Exercise prompt: Tell how many lines in these records contain the string "senior", with only the number as the reply.

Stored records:
══════════
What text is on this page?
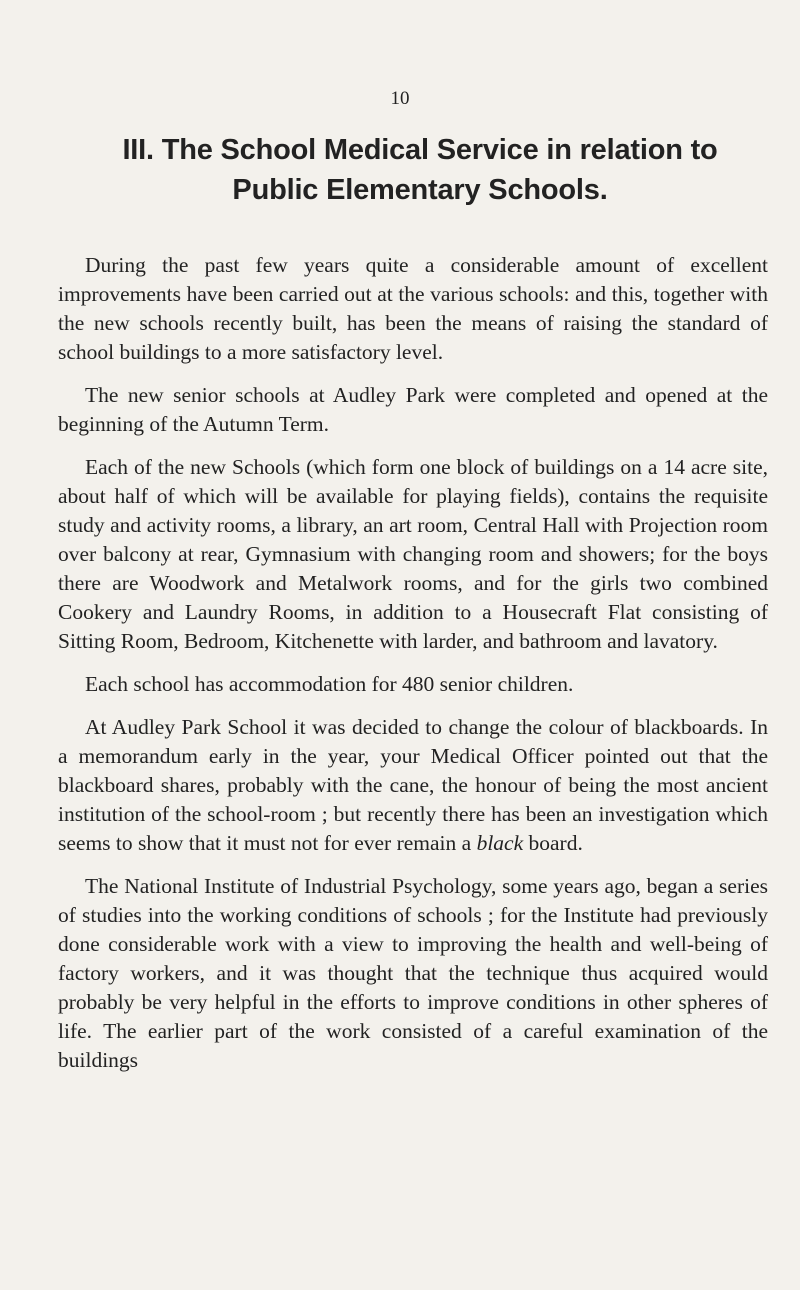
10
III. The School Medical Service in relation to
Public Elementary Schools.

During the past few years quite a considerable amount of excellent improvements have been carried out at the various schools: and this, together with the new schools recently built, has been the means of raising the standard of school buildings to a more satisfactory level.

The new senior schools at Audley Park were completed and opened at the beginning of the Autumn Term.

Each of the new Schools (which form one block of buildings on a 14 acre site, about half of which will be available for playing fields), contains the requisite study and activity rooms, a library, an art room, Central Hall with Projection room over balcony at rear, Gymnasium with changing room and showers; for the boys there are Woodwork and Metalwork rooms, and for the girls two combined Cookery and Laundry Rooms, in addition to a Housecraft Flat consisting of Sitting Room, Bedroom, Kitchenette with larder, and bathroom and lavatory.

Each school has accommodation for 480 senior children.

At Audley Park School it was decided to change the colour of blackboards. In a memorandum early in the year, your Medical Officer pointed out that the blackboard shares, probably with the cane, the honour of being the most ancient institution of the school-room ; but recently there has been an investigation which seems to show that it must not for ever remain a black board.

The National Institute of Industrial Psychology, some years ago, began a series of studies into the working conditions of schools ; for the Institute had previously done considerable work with a view to improving the health and well-being of factory workers, and it was thought that the technique thus acquired would probably be very helpful in the efforts to improve conditions in other spheres of life. The earlier part of the work consisted of a careful examination of the buildings
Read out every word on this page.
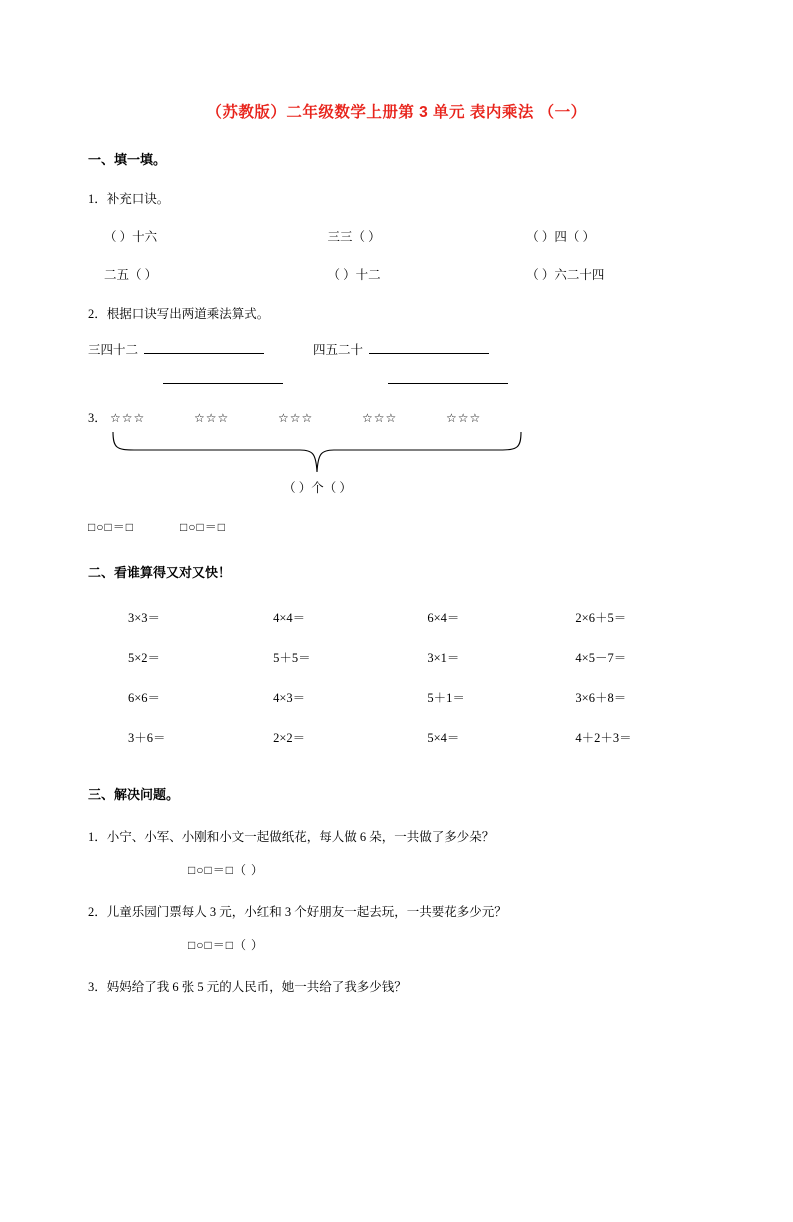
（苏教版）二年级数学上册第 3 单元 表内乘法 （一）
一、填一填。
1．补充口诀。
（ ）十六	三三（ ）	（ ）四（ ）
二五（ ）	（ ）十二	（ ）六二十四
2．根据口诀写出两道乘法算式。
三四十二	四五二十
3． ☆☆☆	☆☆☆	☆☆☆	☆☆☆	☆☆☆
（ ）个（ ）
□○□＝□	□○□＝□
二、看谁算得又对又快！
3×3＝	4×4＝	6×4＝	2×6＋5＝
5×2＝	5＋5＝	3×1＝	4×5－7＝
6×6＝	4×3＝	5＋1＝	3×6＋8＝
3＋6＝	2×2＝	5×4＝	4＋2＋3＝
三、解决问题。
1．小宁、小军、小刚和小文一起做纸花，每人做 6 朵，一共做了多少朵？
□○□＝□（ ）
2．儿童乐园门票每人 3 元，小红和 3 个好朋友一起去玩，一共要花多少元？
□○□＝□（ ）
3．妈妈给了我 6 张 5 元的人民币，她一共给了我多少钱？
══════════
Answer to this exercise: 2